Dataset items:
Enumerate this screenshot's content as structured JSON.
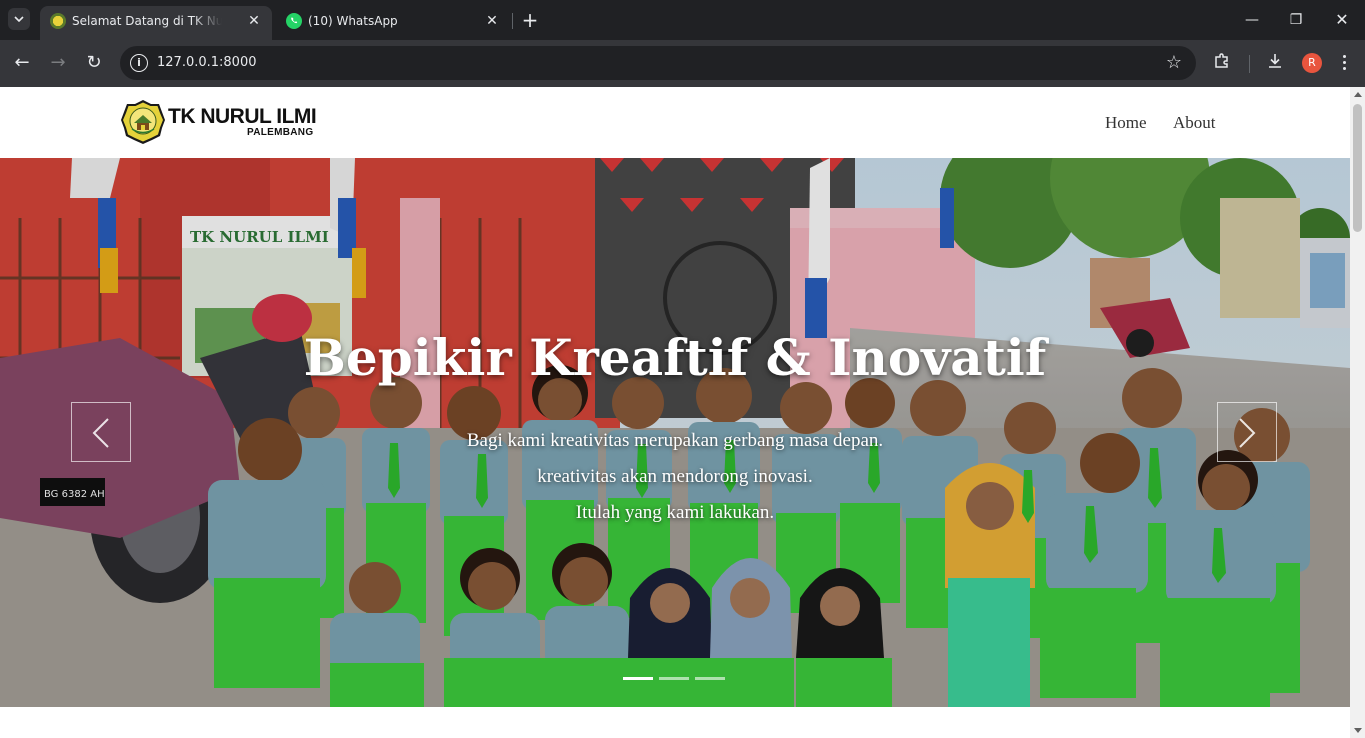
{
  "browser": {
    "tabs": [
      {
        "title": "Selamat Datang di TK Nurul Ilmi",
        "active": true
      },
      {
        "title": "(10) WhatsApp",
        "active": false
      }
    ],
    "url": "127.0.0.1:8000",
    "profile_initial": "R",
    "icons": {
      "tab_search": "chevron-down-icon",
      "back": "arrow-left-icon",
      "forward": "arrow-right-icon",
      "reload": "reload-icon",
      "site_info": "info-icon",
      "bookmark": "star-icon",
      "extensions": "puzzle-icon",
      "downloads": "download-icon",
      "menu": "kebab-icon"
    }
  },
  "site": {
    "brand": {
      "name": "TK NURUL ILMI",
      "city": "PALEMBANG"
    },
    "nav": [
      {
        "label": "Home"
      },
      {
        "label": "About"
      }
    ]
  },
  "hero": {
    "title": "Bepikir Kreaftif & Inovatif",
    "lines": [
      "Bagi kami kreativitas merupakan gerbang masa depan.",
      "kreativitas akan mendorong inovasi.",
      "Itulah yang kami lakukan."
    ],
    "slides_total": 3,
    "slide_active": 1
  },
  "colors": {
    "chrome_dark": "#202124",
    "chrome_mid": "#35363a",
    "uniform_green": "#3ecf3e",
    "profile": "#e8553e"
  }
}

▸ REQUIRED TASK
Copy all the data exactly as written, but skip any picture.

▸ FULL SOLUTION
Enumerate this screenshot's content as structured JSON.
{
  "browser": {
    "tabs": [
      {
        "title": "Selamat Datang di TK Nurul Ilmi",
        "active": true
      },
      {
        "title": "(10) WhatsApp",
        "active": false
      }
    ],
    "url": "127.0.0.1:8000",
    "profile_initial": "R",
    "icons": {
      "tab_search": "chevron-down-icon",
      "back": "arrow-left-icon",
      "forward": "arrow-right-icon",
      "reload": "reload-icon",
      "site_info": "info-icon",
      "bookmark": "star-icon",
      "extensions": "puzzle-icon",
      "downloads": "download-icon",
      "menu": "kebab-icon"
    }
  },
  "site": {
    "brand": {
      "name": "TK NURUL ILMI",
      "city": "PALEMBANG"
    },
    "nav": [
      {
        "label": "Home"
      },
      {
        "label": "About"
      }
    ]
  },
  "hero": {
    "title": "Bepikir Kreaftif & Inovatif",
    "lines": [
      "Bagi kami kreativitas merupakan gerbang masa depan.",
      "kreativitas akan mendorong inovasi.",
      "Itulah yang kami lakukan."
    ],
    "slides_total": 3,
    "slide_active": 1
  },
  "colors": {
    "chrome_dark": "#202124",
    "chrome_mid": "#35363a",
    "uniform_green": "#3ecf3e",
    "profile": "#e8553e"
  }
}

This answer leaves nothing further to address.